Stated goal 1 ▸
Transcribe the listing of entries from a collection below line for line, and leave the picture out of your answer.

Selected extract ▸

TURNING THE TABLES. North slams Congress for its `fickle' contra policy
Washington
Displaying some of the steely determination that served him so well as a marine, Lt. Col. Oliver North sought to turn the focus on the Iran-contra hearings onto Congress itself. It remains unclear, however, whether that determination served him well as a public servant.
In three days of hearings, Colonel North has attempted to shift part of the responsibility - and much of the blame - for the Iran-contra affair onto others.
North admitted that he had been willing to accept much of the blame for the Iran-contra affair himself, in order to give the Reagan administration ``plausible deniability'' in the event the affair ultimately came to light.
But, he said, he changed his mind once an independent counsel, or special prosecutor, began investigating possible criminal violations of the law.
``I know that when I heard the words ... criminal investigation ... then my mind-set changed considerably.''
In sworn testimony, North continued to widen the circle of those in the Reagan administration with knowledge of the secret arms sales to Iran and clandestine support for the contras.
And he blamed Congress for failing to support the contras, claiming that legislative-branch indecision forced others to take extraordinary measures in support of the contras - measures that, North claimed, were ultimately in defense of freedom in the United States itself.

Stated goal 2 ▸
Rewrite the paragraph of the North hearings article above that begins "And he blamed Congress" as a short list that keeps its main facts.

Entries drawn from a collection ▸
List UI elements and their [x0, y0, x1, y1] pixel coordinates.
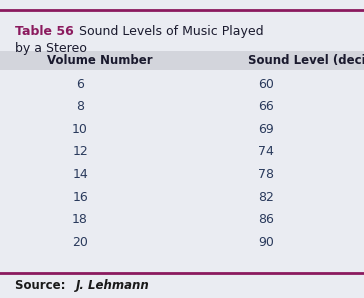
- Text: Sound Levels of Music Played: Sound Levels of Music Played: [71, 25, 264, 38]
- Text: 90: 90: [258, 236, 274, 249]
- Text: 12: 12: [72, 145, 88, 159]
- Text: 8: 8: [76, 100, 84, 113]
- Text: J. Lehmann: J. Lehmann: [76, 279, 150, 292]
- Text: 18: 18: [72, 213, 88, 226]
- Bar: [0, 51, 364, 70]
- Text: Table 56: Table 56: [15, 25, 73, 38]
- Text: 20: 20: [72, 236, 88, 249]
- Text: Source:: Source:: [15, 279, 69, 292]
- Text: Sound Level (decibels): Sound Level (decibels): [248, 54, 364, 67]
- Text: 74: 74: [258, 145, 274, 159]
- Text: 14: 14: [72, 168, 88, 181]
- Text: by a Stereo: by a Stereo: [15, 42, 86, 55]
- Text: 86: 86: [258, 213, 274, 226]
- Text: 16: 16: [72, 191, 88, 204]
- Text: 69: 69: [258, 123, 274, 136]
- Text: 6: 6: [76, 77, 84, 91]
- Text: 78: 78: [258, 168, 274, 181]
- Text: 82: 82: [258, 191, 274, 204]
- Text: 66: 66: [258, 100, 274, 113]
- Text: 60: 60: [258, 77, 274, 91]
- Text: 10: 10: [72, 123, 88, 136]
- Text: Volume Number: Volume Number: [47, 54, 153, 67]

Correct response 1 ▸
List UI elements and their [x0, y0, x1, y1] pixel coordinates.
- Text: Sound Levels of Music Played: Sound Levels of Music Played: [71, 25, 264, 38]
- Text: 90: 90: [258, 236, 274, 249]
- Text: 12: 12: [72, 145, 88, 159]
- Text: 8: 8: [76, 100, 84, 113]
- Text: J. Lehmann: J. Lehmann: [76, 279, 150, 292]
- Text: 18: 18: [72, 213, 88, 226]
- Bar: [0, 51, 364, 70]
- Text: Table 56: Table 56: [15, 25, 73, 38]
- Text: 20: 20: [72, 236, 88, 249]
- Text: Source:: Source:: [15, 279, 69, 292]
- Text: Sound Level (decibels): Sound Level (decibels): [248, 54, 364, 67]
- Text: 74: 74: [258, 145, 274, 159]
- Text: 14: 14: [72, 168, 88, 181]
- Text: by a Stereo: by a Stereo: [15, 42, 86, 55]
- Text: 86: 86: [258, 213, 274, 226]
- Text: 16: 16: [72, 191, 88, 204]
- Text: 69: 69: [258, 123, 274, 136]
- Text: 6: 6: [76, 77, 84, 91]
- Text: 78: 78: [258, 168, 274, 181]
- Text: 82: 82: [258, 191, 274, 204]
- Text: 66: 66: [258, 100, 274, 113]
- Text: 60: 60: [258, 77, 274, 91]
- Text: 10: 10: [72, 123, 88, 136]
- Text: Volume Number: Volume Number: [47, 54, 153, 67]

Correct response 2 ▸
- North blamed Congress for failing to support the contras.
- He claimed indecision in the legislative branch forced others to take extraordinary measures to support the contras.
- He claimed those measures were ultimately in defense of freedom in the United States itself.